• EXTRACT PROVIDED:
================
Consider one extreme (in its simplicity) scenario where the workload is steady in-place update (100% write) carrying perfectly page-aligned and page-sized payload. At any point in time the number of stale pages in this case will be close to:
number-stale-pages = write-IOPS*write-latency-in-secs – working-set-size/page-size
Steady state and 100% in-place update means the left side of this formula is a constant. To sustain this workload, all FTL would have to do is run erase-block at the write-IOPS/number-pages-in-block rate.
It’ll be much more intricate, though, in most cases. To summarize:
- Several parties engage in “production” of stale flash memory pages. Host storage stack is the major contributor, via its #1, #2, and #3 controls (Fig. 3). Embedded FTL is the only consumer, invisible to the host.
- It is the producer/consumer paradigm all over again, with the familiar dynamics that ultimately defines much of the I/O performance.
- It is the lack of communication whereby the FTL (the consumer) cannot indicate to the host: “I am about to starve”.
Open-Channel SSD: scratch the FTL!
================
• GIVEN DATA:
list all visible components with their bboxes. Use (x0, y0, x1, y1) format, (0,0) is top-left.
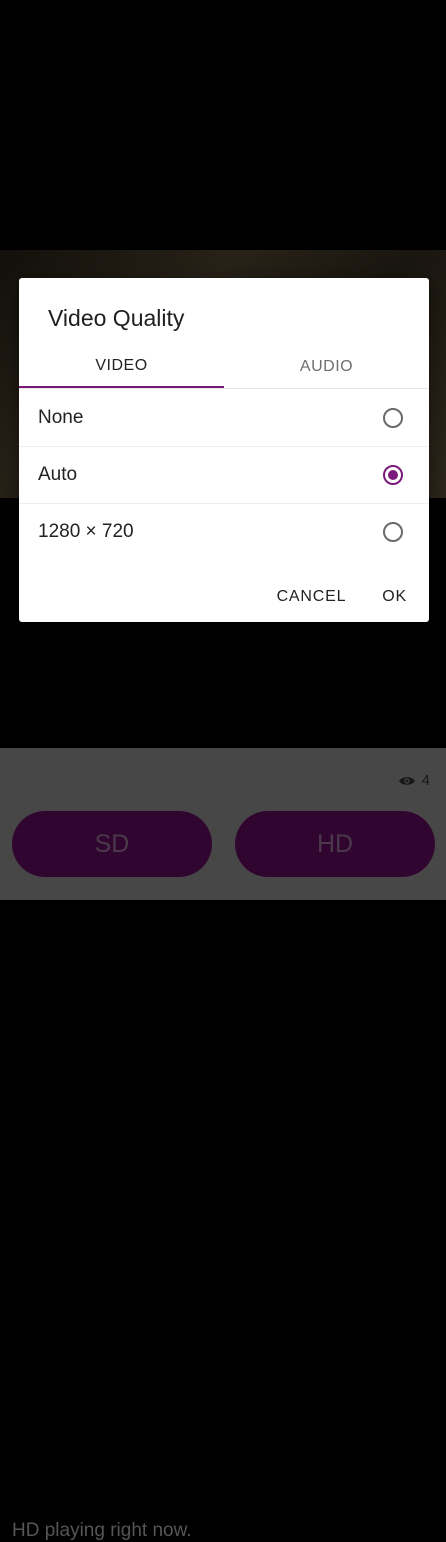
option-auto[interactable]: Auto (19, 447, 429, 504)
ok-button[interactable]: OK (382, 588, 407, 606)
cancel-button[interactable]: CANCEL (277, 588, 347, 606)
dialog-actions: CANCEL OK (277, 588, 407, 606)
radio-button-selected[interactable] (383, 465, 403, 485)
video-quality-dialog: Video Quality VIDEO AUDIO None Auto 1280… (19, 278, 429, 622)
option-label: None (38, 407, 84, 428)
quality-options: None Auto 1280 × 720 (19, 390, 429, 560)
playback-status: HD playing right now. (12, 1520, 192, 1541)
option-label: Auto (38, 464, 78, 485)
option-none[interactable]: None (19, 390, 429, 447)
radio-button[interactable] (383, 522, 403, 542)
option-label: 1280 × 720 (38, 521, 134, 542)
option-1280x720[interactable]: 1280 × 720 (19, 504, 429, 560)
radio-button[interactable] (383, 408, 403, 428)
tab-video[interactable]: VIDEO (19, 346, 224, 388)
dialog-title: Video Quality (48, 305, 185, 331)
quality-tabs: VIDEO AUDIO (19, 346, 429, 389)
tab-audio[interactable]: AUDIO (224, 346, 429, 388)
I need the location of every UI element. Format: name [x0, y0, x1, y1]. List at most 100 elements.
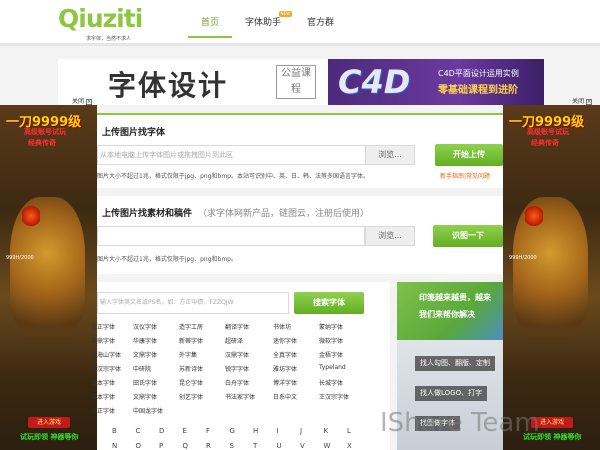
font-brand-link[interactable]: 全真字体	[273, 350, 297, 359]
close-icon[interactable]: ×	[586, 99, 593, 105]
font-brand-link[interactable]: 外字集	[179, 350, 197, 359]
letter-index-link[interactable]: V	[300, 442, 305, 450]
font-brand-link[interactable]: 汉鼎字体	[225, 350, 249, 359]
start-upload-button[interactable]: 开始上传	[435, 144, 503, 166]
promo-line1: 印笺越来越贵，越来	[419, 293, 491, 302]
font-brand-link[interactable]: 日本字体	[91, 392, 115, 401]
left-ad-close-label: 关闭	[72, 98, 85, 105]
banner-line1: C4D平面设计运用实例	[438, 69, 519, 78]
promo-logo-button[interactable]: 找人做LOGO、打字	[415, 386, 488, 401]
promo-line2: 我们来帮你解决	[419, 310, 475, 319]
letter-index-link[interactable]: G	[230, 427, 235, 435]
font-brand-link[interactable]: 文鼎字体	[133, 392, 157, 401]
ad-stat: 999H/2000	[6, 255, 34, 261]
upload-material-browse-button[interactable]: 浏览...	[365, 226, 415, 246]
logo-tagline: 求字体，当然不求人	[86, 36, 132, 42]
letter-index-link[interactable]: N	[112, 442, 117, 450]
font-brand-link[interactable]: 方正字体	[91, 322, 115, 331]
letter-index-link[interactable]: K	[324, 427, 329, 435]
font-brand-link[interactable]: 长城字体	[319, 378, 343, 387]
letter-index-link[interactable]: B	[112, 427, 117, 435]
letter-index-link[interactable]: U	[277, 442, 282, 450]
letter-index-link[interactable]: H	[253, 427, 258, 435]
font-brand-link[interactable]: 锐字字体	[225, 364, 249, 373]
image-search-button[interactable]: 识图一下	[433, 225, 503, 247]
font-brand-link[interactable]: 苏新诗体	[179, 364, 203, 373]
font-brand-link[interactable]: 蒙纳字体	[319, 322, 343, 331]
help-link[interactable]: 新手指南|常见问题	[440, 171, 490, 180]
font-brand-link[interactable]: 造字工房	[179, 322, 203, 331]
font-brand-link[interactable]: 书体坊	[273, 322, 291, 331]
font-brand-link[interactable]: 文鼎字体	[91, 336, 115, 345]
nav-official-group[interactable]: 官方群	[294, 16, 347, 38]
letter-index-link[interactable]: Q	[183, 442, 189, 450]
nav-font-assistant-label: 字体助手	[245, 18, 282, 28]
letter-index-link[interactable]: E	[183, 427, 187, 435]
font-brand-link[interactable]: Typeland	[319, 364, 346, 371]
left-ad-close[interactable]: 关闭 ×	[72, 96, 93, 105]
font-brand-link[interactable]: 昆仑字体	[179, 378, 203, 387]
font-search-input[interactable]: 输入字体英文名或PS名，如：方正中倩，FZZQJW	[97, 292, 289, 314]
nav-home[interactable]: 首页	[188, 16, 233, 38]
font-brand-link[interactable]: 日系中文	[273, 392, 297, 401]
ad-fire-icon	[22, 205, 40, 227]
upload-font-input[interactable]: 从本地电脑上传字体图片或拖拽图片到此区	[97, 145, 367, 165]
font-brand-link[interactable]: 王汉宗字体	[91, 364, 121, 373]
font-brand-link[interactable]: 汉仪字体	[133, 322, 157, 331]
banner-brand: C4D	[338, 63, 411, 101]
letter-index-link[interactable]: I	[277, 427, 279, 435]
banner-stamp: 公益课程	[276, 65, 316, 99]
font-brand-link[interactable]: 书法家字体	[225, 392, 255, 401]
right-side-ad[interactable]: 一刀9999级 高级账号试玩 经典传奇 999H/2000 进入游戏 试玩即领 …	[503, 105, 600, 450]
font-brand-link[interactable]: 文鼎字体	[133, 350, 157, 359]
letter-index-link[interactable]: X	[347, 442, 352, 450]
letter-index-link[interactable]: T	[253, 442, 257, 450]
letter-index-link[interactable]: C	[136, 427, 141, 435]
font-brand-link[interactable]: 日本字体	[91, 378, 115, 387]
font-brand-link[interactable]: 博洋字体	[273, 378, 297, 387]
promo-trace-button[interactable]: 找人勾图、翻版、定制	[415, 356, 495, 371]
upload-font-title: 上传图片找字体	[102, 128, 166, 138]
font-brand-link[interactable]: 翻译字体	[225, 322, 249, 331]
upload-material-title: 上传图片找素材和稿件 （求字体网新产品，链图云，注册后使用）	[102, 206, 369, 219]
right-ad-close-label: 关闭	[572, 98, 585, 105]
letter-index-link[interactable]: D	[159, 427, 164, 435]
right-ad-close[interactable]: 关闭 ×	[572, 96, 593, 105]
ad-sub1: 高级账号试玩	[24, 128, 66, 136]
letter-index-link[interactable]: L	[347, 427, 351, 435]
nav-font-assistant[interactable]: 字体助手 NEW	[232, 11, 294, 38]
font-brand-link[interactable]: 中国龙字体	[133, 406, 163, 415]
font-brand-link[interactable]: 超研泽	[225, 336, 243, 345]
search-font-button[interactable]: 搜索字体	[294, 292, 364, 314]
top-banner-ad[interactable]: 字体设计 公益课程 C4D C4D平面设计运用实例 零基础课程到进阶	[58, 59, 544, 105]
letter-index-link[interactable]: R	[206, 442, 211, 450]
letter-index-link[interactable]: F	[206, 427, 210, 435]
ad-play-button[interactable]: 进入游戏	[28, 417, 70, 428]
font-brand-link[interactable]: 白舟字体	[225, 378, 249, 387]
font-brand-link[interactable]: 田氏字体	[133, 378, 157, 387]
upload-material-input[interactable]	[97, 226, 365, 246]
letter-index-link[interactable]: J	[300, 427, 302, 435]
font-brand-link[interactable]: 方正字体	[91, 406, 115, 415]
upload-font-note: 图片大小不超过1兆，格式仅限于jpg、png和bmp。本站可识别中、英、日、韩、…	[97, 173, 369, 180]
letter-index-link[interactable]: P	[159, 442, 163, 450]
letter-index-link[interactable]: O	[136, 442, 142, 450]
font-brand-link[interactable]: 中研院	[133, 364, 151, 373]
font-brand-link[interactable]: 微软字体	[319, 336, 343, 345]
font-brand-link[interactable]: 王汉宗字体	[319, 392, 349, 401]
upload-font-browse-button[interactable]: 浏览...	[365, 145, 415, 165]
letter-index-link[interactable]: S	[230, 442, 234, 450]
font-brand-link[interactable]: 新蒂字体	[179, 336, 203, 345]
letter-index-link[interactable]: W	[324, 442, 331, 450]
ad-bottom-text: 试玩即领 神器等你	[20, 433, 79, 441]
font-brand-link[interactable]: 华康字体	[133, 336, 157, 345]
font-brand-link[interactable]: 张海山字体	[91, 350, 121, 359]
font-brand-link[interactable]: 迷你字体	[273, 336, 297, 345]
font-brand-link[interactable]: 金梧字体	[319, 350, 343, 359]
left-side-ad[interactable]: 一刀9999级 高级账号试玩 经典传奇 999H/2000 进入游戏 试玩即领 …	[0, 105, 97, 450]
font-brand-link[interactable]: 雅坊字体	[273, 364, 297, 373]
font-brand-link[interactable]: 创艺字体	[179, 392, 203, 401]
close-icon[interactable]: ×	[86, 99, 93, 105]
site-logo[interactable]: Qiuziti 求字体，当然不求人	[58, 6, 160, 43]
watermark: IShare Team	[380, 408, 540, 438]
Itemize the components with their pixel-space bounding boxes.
================
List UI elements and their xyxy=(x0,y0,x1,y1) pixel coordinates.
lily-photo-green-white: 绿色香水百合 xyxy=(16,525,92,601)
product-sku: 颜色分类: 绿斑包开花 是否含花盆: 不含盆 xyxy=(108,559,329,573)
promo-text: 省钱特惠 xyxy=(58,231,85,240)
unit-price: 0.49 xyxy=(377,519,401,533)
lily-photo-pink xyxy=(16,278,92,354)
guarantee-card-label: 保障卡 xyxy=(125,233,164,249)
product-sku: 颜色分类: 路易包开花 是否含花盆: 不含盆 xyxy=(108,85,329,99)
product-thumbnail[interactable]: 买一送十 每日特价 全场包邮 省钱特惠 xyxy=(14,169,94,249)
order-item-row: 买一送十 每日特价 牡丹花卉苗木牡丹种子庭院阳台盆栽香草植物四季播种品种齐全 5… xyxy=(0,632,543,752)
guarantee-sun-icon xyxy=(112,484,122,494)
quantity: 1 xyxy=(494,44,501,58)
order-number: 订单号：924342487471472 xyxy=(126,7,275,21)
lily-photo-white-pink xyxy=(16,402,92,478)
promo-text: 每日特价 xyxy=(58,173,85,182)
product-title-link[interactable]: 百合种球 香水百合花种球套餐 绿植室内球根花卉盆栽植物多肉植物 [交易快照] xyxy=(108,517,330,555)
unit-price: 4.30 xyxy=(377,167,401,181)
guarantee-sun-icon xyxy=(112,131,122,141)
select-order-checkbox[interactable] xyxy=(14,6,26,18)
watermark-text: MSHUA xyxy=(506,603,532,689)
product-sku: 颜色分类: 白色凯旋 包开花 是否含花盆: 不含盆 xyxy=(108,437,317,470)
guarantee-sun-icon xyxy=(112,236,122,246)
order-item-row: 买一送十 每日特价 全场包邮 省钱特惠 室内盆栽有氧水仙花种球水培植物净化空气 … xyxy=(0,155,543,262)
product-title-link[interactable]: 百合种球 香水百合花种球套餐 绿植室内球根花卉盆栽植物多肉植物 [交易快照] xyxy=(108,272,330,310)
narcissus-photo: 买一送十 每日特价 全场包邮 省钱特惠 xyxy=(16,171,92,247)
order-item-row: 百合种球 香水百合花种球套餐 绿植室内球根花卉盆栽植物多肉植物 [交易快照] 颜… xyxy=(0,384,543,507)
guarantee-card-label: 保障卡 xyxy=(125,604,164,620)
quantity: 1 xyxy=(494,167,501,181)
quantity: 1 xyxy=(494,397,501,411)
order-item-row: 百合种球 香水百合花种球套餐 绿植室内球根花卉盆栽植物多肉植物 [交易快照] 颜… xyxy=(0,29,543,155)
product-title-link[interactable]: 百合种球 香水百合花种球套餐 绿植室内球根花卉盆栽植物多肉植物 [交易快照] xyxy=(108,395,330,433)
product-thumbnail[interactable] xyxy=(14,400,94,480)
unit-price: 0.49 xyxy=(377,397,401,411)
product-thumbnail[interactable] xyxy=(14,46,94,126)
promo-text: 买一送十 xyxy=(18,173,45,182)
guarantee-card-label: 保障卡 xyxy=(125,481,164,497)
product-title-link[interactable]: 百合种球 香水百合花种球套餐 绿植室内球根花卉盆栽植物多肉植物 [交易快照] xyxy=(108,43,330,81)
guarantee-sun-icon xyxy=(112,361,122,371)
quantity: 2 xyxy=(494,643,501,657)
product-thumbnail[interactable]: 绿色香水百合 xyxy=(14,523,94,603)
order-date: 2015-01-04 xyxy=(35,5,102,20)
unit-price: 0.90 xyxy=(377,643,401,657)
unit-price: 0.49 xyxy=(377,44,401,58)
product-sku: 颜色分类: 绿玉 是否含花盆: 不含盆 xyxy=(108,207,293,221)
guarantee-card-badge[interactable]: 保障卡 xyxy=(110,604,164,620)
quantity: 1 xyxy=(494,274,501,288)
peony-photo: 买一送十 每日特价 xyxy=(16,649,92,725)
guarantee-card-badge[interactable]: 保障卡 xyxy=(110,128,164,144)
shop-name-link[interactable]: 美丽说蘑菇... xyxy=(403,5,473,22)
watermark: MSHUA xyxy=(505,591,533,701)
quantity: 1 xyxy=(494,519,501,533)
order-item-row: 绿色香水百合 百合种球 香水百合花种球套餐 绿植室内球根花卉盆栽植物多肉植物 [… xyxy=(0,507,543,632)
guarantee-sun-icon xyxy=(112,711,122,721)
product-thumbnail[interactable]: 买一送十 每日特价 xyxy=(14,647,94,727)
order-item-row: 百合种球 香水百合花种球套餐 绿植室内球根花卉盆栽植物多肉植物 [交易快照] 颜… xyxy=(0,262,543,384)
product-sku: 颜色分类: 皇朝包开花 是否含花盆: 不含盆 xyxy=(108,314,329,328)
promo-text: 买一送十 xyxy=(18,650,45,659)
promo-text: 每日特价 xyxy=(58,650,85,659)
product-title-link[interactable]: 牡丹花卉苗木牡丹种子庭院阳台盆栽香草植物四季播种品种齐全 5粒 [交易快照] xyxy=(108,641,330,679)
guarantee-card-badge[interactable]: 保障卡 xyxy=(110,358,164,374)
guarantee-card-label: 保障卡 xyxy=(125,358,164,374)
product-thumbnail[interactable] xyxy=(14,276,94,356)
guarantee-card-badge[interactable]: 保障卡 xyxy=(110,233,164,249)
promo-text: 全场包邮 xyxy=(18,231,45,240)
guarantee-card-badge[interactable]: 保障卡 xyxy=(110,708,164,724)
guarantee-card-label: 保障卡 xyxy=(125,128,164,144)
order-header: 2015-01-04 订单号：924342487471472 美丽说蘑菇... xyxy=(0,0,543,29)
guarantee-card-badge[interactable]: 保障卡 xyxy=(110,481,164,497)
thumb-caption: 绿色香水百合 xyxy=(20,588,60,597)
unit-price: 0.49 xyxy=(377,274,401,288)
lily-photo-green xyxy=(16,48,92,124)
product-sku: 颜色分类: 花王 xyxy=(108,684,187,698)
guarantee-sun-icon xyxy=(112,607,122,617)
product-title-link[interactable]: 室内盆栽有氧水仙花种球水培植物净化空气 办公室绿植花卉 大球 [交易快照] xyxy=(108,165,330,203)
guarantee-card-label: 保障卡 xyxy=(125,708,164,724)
================
• STATED GOAL 1: Repeat everything in the listing from the line containing "List UI elements" down to the line containing "guarantee-sun-icon xyxy=(112,484,122,494)", with both of those lines included.
• STATED GOAL 2: Carry on the text about stale flash pages and the FTL from the point where it stops.

• WRITTEN ANSWER 1:
List UI elements and their xyxy=(x0,y0,x1,y1) pixel coordinates.
lily-photo-green-white: 绿色香水百合 xyxy=(16,525,92,601)
product-sku: 颜色分类: 绿斑包开花 是否含花盆: 不含盆 xyxy=(108,559,329,573)
promo-text: 省钱特惠 xyxy=(58,231,85,240)
unit-price: 0.49 xyxy=(377,519,401,533)
lily-photo-pink xyxy=(16,278,92,354)
guarantee-card-label: 保障卡 xyxy=(125,233,164,249)
product-sku: 颜色分类: 路易包开花 是否含花盆: 不含盆 xyxy=(108,85,329,99)
product-thumbnail[interactable]: 买一送十 每日特价 全场包邮 省钱特惠 xyxy=(14,169,94,249)
order-item-row: 买一送十 每日特价 牡丹花卉苗木牡丹种子庭院阳台盆栽香草植物四季播种品种齐全 5… xyxy=(0,632,543,752)
guarantee-sun-icon xyxy=(112,484,122,494)

• WRITTEN ANSWER 2:
Some people may think that proprietary FTLs circa 2016 are monolithic and heavy. That host’s multi-core horsepower and host-based storage intelligence are not properly utilized. They think that FTL’s interference results in degraded performance and shortened durability of the device under synthetic and real workloads. That FTLs cannot be easily upgraded, after all.
(There is much truth in all those statements.)
Some people therefore make the next logical step to say that embedded FTLs have no future. I’m not sure about that (see below).
Finally, there is, as far as I can see, a standalone stealth mode startup that actually does something about it. The corresponding effort is called Open-Channel SSDs, with Linux kernel-based project codenamed LightNVM.
LightNVM is an early-stage project that requires all the support they can get, and a lot of personal endurance as well, to cross the chasm. Risks include the combination of constantly improving enterprise-grade embedded FTLs on one hand, and the imminent generational shift to non-volatile byte-addressable memory.
In addition, there are current and severe bottlenecks in different parts of the software/hardware infrastructures/stacks, local filesystems including, which often makes the FTL “issue” look insignificant and reminds us yet again of a never aging Amdahl’s law and diminishing returns.
Finally, the real and almost-unlimited source of SSD performance is better parallelization, which at the time of this writing includes: 1) channel, 2) chip, 3) die, 4) lun (plane). The plane in turn contains blocks (containing pages). Reads and writes, reads and erases, writes and erases, etc. generate a variety of access conflicts when hitting the same flash chip or same die within the chip in close temporal proximity. Some of those access conflicts introduce 1ms delays or worse.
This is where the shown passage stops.